#### [Goal]
Wherever a line holds the string "marker", copy that line.

#### [Task input]
- - -

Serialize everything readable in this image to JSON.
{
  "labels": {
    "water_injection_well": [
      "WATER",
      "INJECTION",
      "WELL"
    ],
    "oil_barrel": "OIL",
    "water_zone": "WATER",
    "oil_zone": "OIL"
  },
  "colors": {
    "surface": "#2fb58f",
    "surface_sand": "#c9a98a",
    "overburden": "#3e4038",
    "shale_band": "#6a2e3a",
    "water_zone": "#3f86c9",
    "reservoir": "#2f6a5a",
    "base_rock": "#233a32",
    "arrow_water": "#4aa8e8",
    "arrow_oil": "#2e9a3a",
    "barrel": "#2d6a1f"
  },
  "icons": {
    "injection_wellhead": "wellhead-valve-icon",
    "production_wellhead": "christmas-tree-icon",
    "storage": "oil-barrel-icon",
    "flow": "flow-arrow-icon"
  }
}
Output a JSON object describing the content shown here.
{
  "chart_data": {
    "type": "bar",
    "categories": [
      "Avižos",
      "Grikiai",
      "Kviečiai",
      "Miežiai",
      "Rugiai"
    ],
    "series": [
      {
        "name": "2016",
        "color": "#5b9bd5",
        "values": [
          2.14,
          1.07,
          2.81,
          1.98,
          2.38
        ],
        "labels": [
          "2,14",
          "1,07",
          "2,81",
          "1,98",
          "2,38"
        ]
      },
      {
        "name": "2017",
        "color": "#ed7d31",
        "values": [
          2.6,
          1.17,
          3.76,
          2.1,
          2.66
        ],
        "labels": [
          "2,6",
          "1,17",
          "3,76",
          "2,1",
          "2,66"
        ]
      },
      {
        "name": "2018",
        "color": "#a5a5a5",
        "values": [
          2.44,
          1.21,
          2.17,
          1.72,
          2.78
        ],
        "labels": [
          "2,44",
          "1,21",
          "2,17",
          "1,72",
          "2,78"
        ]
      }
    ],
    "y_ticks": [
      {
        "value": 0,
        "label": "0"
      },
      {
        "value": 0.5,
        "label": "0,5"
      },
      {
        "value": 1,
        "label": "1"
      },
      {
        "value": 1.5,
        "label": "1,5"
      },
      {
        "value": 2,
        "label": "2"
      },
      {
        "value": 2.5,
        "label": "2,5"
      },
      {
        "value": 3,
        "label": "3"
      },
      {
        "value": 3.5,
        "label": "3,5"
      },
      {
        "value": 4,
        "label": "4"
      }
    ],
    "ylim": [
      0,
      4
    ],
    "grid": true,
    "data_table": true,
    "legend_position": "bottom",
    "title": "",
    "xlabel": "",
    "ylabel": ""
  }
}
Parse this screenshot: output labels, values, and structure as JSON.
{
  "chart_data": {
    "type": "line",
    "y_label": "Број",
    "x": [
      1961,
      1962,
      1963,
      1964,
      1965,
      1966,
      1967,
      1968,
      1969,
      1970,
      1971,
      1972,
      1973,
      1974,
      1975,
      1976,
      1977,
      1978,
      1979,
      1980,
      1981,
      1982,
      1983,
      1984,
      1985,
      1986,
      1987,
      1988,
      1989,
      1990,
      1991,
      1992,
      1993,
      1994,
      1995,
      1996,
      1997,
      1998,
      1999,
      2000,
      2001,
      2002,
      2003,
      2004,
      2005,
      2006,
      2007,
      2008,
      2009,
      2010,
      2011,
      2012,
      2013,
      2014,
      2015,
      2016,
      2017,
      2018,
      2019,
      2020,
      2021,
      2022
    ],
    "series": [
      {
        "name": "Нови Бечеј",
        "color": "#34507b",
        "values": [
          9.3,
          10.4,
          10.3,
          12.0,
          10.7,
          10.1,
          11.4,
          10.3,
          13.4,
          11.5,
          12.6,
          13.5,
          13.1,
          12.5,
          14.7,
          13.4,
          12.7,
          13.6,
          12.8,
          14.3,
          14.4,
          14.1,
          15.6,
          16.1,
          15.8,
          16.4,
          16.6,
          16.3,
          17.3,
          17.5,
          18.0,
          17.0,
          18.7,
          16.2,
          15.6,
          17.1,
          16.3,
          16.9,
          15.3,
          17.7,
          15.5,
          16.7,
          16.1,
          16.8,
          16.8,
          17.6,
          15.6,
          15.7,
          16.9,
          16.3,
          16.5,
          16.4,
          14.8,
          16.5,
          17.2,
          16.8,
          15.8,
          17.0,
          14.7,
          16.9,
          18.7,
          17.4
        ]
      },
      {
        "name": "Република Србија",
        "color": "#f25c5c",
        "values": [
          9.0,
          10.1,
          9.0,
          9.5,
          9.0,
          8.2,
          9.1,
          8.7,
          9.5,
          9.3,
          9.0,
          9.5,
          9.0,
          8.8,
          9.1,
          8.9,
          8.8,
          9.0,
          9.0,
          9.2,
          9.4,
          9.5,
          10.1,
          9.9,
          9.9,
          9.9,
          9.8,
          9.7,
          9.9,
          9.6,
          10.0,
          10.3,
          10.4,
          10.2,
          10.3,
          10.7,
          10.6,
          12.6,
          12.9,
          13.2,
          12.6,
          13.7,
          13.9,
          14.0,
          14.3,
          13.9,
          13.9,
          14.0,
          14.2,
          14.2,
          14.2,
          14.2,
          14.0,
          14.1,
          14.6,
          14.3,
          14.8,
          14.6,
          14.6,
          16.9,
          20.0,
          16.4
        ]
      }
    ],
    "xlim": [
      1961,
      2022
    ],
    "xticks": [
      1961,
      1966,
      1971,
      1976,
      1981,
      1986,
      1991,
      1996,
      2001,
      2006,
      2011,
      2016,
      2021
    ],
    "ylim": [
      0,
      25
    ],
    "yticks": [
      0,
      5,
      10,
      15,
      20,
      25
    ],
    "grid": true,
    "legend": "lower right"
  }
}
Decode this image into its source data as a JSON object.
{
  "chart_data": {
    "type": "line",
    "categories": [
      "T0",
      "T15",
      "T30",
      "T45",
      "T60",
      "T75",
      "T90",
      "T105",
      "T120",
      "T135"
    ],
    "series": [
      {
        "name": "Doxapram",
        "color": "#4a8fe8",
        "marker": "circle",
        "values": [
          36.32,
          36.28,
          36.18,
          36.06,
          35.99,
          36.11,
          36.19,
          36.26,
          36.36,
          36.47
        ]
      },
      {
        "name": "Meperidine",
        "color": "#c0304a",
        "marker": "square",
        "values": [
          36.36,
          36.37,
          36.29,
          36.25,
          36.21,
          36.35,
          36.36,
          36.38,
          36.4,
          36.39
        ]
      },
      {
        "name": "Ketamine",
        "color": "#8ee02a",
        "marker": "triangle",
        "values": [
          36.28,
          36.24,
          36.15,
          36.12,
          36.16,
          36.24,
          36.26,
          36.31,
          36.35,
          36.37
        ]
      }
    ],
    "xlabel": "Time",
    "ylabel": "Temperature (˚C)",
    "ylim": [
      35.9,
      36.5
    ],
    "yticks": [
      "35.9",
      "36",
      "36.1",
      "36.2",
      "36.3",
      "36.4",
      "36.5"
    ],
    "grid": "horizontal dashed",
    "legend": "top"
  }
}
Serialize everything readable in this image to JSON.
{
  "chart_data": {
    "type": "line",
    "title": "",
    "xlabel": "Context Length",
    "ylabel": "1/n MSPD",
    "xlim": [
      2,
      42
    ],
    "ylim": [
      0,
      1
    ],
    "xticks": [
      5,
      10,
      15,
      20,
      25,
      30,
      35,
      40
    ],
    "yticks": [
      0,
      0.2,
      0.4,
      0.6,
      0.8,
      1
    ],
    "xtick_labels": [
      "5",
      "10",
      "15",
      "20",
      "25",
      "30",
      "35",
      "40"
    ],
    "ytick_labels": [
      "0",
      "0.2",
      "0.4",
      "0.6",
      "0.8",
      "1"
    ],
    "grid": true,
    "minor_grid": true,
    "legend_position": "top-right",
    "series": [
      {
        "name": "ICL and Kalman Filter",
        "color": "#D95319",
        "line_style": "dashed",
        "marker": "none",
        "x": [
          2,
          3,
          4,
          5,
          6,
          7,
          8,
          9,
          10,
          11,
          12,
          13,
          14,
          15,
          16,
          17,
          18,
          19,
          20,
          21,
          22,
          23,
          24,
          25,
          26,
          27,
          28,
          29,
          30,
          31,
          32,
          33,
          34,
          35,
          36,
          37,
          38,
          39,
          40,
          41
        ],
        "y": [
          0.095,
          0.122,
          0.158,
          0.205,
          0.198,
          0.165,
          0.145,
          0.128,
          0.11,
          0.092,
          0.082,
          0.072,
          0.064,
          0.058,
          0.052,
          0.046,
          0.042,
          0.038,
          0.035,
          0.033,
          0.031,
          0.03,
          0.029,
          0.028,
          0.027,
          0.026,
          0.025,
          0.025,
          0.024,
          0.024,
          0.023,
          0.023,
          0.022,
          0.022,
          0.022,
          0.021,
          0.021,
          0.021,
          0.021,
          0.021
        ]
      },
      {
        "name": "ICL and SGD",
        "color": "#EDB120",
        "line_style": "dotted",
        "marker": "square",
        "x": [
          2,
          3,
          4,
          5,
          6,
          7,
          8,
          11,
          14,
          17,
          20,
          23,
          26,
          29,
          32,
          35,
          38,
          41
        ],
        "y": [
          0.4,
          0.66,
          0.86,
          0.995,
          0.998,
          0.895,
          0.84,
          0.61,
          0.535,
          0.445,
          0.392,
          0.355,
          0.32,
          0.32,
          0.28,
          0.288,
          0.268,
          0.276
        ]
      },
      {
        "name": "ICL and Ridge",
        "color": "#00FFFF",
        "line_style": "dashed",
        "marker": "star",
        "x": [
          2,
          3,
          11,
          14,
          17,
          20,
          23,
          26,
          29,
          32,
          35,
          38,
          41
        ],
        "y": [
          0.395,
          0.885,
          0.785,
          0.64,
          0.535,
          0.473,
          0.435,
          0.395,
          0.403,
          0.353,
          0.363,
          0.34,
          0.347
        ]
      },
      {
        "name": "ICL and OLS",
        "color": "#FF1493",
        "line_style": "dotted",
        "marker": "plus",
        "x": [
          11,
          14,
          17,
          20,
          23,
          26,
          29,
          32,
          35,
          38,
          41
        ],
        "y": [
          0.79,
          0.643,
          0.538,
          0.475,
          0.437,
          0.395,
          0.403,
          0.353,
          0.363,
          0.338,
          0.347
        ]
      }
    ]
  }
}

- - -

#### [Full output]
        "marker": "circle",
        "marker": "square",
        "marker": "triangle",
        "marker": "none",
        "marker": "square",
        "marker": "star",
        "marker": "plus",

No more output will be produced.